Your goal: Retype the records below exactly as they appear.

Material for the task:
** start **
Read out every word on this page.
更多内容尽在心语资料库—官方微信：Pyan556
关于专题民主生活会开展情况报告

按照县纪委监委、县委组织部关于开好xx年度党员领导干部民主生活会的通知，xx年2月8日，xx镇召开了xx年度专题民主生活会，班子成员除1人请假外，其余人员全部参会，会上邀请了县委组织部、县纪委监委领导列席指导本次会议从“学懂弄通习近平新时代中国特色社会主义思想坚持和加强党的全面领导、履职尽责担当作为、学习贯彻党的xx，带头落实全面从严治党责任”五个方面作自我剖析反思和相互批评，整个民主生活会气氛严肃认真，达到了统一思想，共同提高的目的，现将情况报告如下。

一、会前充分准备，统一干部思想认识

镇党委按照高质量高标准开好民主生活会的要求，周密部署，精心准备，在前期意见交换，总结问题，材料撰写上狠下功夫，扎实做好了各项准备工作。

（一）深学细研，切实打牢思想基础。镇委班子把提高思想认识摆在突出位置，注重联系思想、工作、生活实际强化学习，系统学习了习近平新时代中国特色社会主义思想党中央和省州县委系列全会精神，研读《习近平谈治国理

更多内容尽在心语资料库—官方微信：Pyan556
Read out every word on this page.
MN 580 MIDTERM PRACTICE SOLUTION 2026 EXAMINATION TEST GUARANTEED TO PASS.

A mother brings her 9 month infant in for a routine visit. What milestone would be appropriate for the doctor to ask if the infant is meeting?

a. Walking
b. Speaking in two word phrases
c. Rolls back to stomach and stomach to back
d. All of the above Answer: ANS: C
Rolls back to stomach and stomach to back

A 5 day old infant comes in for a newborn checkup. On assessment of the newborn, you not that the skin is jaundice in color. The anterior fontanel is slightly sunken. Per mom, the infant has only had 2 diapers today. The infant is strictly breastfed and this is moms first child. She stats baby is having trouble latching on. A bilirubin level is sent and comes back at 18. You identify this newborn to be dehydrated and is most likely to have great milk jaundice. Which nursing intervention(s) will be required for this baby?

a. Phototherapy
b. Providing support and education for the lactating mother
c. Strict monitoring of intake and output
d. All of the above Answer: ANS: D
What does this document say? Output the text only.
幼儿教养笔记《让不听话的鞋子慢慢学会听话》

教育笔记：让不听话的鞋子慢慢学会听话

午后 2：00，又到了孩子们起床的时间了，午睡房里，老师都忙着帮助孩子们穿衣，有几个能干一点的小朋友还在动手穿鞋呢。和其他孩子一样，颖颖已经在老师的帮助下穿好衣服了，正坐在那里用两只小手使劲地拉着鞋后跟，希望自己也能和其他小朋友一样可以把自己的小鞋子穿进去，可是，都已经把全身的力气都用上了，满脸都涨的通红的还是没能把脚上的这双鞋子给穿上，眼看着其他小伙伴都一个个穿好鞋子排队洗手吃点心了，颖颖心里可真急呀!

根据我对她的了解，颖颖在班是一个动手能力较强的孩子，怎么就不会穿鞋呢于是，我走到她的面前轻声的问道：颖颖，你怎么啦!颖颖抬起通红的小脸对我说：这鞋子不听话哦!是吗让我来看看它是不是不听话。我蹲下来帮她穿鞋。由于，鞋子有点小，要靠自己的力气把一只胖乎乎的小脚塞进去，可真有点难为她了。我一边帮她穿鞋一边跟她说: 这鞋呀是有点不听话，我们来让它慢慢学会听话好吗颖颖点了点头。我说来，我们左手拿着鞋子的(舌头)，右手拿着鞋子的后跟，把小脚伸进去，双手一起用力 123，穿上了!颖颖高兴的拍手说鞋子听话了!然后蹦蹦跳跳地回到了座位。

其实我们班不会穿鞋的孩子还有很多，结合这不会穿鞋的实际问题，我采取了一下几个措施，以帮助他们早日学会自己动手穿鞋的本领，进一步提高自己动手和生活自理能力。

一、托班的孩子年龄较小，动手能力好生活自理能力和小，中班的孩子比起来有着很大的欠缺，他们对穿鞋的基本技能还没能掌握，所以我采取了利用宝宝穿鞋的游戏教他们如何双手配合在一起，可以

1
** end **
Response to this task:
Read out every word on this page.
更多内容尽在心语资料库—官方微信：Pyan556
关于专题民主生活会开展情况报告

按照县纪委监委、县委组织部关于开好xx年度党员领导干部民主生活会的通知，xx年2月8日，xx镇召开了xx年度专题民主生活会，班子成员除1人请假外，其余人员全部参会，会上邀请了县委组织部、县纪委监委领导列席指导本次会议从“学懂弄通习近平新时代中国特色社会主义思想坚持和加强党的全面领导、履职尽责担当作为、学习贯彻党的xx，带头落实全面从严治党责任”五个方面作自我剖析反思和相互批评，整个民主生活会气氛严肃认真，达到了统一思想，共同提高的目的，现将情况报告如下。

一、会前充分准备，统一干部思想认识

镇党委按照高质量高标准开好民主生活会的要求，周密部署，精心准备，在前期意见交换，总结问题，材料撰写上狠下功夫，扎实做好了各项准备工作。

（一）深学细研，切实打牢思想基础。镇委班子把提高思想认识摆在突出位置，注重联系思想、工作、生活实际强化学习，系统学习了习近平新时代中国特色社会主义思想党中央和省州县委系列全会精神，研读《习近平谈治国理

更多内容尽在心语资料库—官方微信：Pyan556
Read out every word on this page.
MN 580 MIDTERM PRACTICE SOLUTION 2026 EXAMINATION TEST GUARANTEED TO PASS.

A mother brings her 9 month infant in for a routine visit. What milestone would be appropriate for the doctor to ask if the infant is meeting?

a. Walking
b. Speaking in two word phrases
c. Rolls back to stomach and stomach to back
d. All of the above Answer: ANS: C
Rolls back to stomach and stomach to back

A 5 day old infant comes in for a newborn checkup. On assessment of the newborn, you not that the skin is jaundice in color. The anterior fontanel is slightly sunken. Per mom, the infant has only had 2 diapers today. The infant is strictly breastfed and this is moms first child. She stats baby is having trouble latching on. A bilirubin level is sent and comes back at 18. You identify this newborn to be dehydrated and is most likely to have great milk jaundice. Which nursing intervention(s) will be required for this baby?

a. Phototherapy
b. Providing support and education for the lactating mother
c. Strict monitoring of intake and output
d. All of the above Answer: ANS: D
What does this document say? Output the text only.
幼儿教养笔记《让不听话的鞋子慢慢学会听话》

教育笔记：让不听话的鞋子慢慢学会听话

午后 2：00，又到了孩子们起床的时间了，午睡房里，老师都忙着帮助孩子们穿衣，有几个能干一点的小朋友还在动手穿鞋呢。和其他孩子一样，颖颖已经在老师的帮助下穿好衣服了，正坐在那里用两只小手使劲地拉着鞋后跟，希望自己也能和其他小朋友一样可以把自己的小鞋子穿进去，可是，都已经把全身的力气都用上了，满脸都涨的通红的还是没能把脚上的这双鞋子给穿上，眼看着其他小伙伴都一个个穿好鞋子排队洗手吃点心了，颖颖心里可真急呀!

根据我对她的了解，颖颖在班是一个动手能力较强的孩子，怎么就不会穿鞋呢于是，我走到她的面前轻声的问道：颖颖，你怎么啦!颖颖抬起通红的小脸对我说：这鞋子不听话哦!是吗让我来看看它是不是不听话。我蹲下来帮她穿鞋。由于，鞋子有点小，要靠自己的力气把一只胖乎乎的小脚塞进去，可真有点难为她了。我一边帮她穿鞋一边跟她说: 这鞋呀是有点不听话，我们来让它慢慢学会听话好吗颖颖点了点头。我说来，我们左手拿着鞋子的(舌头)，右手拿着鞋子的后跟，把小脚伸进去，双手一起用力 123，穿上了!颖颖高兴的拍手说鞋子听话了!然后蹦蹦跳跳地回到了座位。

其实我们班不会穿鞋的孩子还有很多，结合这不会穿鞋的实际问题，我采取了一下几个措施，以帮助他们早日学会自己动手穿鞋的本领，进一步提高自己动手和生活自理能力。

一、托班的孩子年龄较小，动手能力好生活自理能力和小，中班的孩子比起来有着很大的欠缺，他们对穿鞋的基本技能还没能掌握，所以我采取了利用宝宝穿鞋的游戏教他们如何双手配合在一起，可以

1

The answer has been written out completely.